[Dataset items]
______________________________

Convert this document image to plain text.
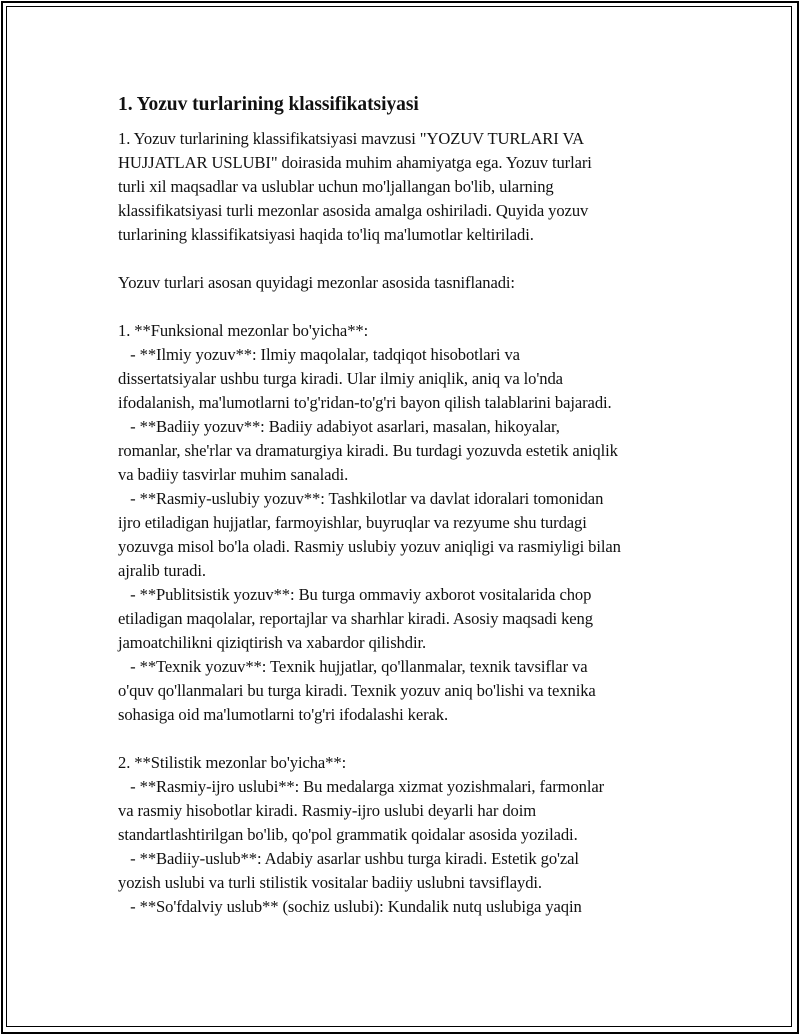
1. Yozuv turlarining klassifikatsiyasi
1. Yozuv turlarining klassifikatsiyasi mavzusi "YOZUV TURLARI VA
HUJJATLAR USLUBI" doirasida muhim ahamiyatga ega. Yozuv turlari
turli xil maqsadlar va uslublar uchun mo'ljallangan bo'lib, ularning
klassifikatsiyasi turli mezonlar asosida amalga oshiriladi. Quyida yozuv
turlarining klassifikatsiyasi haqida to'liq ma'lumotlar keltiriladi.
Yozuv turlari asosan quyidagi mezonlar asosida tasniflanadi:
1. **Funksional mezonlar bo'yicha**:
- **Ilmiy yozuv**: Ilmiy maqolalar, tadqiqot hisobotlari va
dissertatsiyalar ushbu turga kiradi. Ular ilmiy aniqlik, aniq va lo'nda
ifodalanish, ma'lumotlarni to'g'ridan-to'g'ri bayon qilish talablarini bajaradi.
- **Badiiy yozuv**: Badiiy adabiyot asarlari, masalan, hikoyalar,
romanlar, she'rlar va dramaturgiya kiradi. Bu turdagi yozuvda estetik aniqlik
va badiiy tasvirlar muhim sanaladi.
- **Rasmiy-uslubiy yozuv**: Tashkilotlar va davlat idoralari tomonidan
ijro etiladigan hujjatlar, farmoyishlar, buyruqlar va rezyume shu turdagi
yozuvga misol bo'la oladi. Rasmiy uslubiy yozuv aniqligi va rasmiyligi bilan
ajralib turadi.
- **Publitsistik yozuv**: Bu turga ommaviy axborot vositalarida chop
etiladigan maqolalar, reportajlar va sharhlar kiradi. Asosiy maqsadi keng
jamoatchilikni qiziqtirish va xabardor qilishdir.
- **Texnik yozuv**: Texnik hujjatlar, qo'llanmalar, texnik tavsiflar va
o'quv qo'llanmalari bu turga kiradi. Texnik yozuv aniq bo'lishi va texnika
sohasiga oid ma'lumotlarni to'g'ri ifodalashi kerak.
2. **Stilistik mezonlar bo'yicha**:
- **Rasmiy-ijro uslubi**: Bu medalarga xizmat yozishmalari, farmonlar
va rasmiy hisobotlar kiradi. Rasmiy-ijro uslubi deyarli har doim
standartlashtirilgan bo'lib, qo'pol grammatik qoidalar asosida yoziladi.
- **Badiiy-uslub**: Adabiy asarlar ushbu turga kiradi. Estetik go'zal
yozish uslubi va turli stilistik vositalar badiiy uslubni tavsiflaydi.
- **So'fdalviy uslub** (sochiz uslubi): Kundalik nutq uslubiga yaqin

______________________________

[What the exercise asks]:
Gather up every line from the listing above in which the word "turli" occurs.

[Finished answer]:
turli xil maqsadlar va uslublar uchun mo'ljallangan bo'lib, ularning
klassifikatsiyasi turli mezonlar asosida amalga oshiriladi. Quyida yozuv
yozish uslubi va turli stilistik vositalar badiiy uslubni tavsiflaydi.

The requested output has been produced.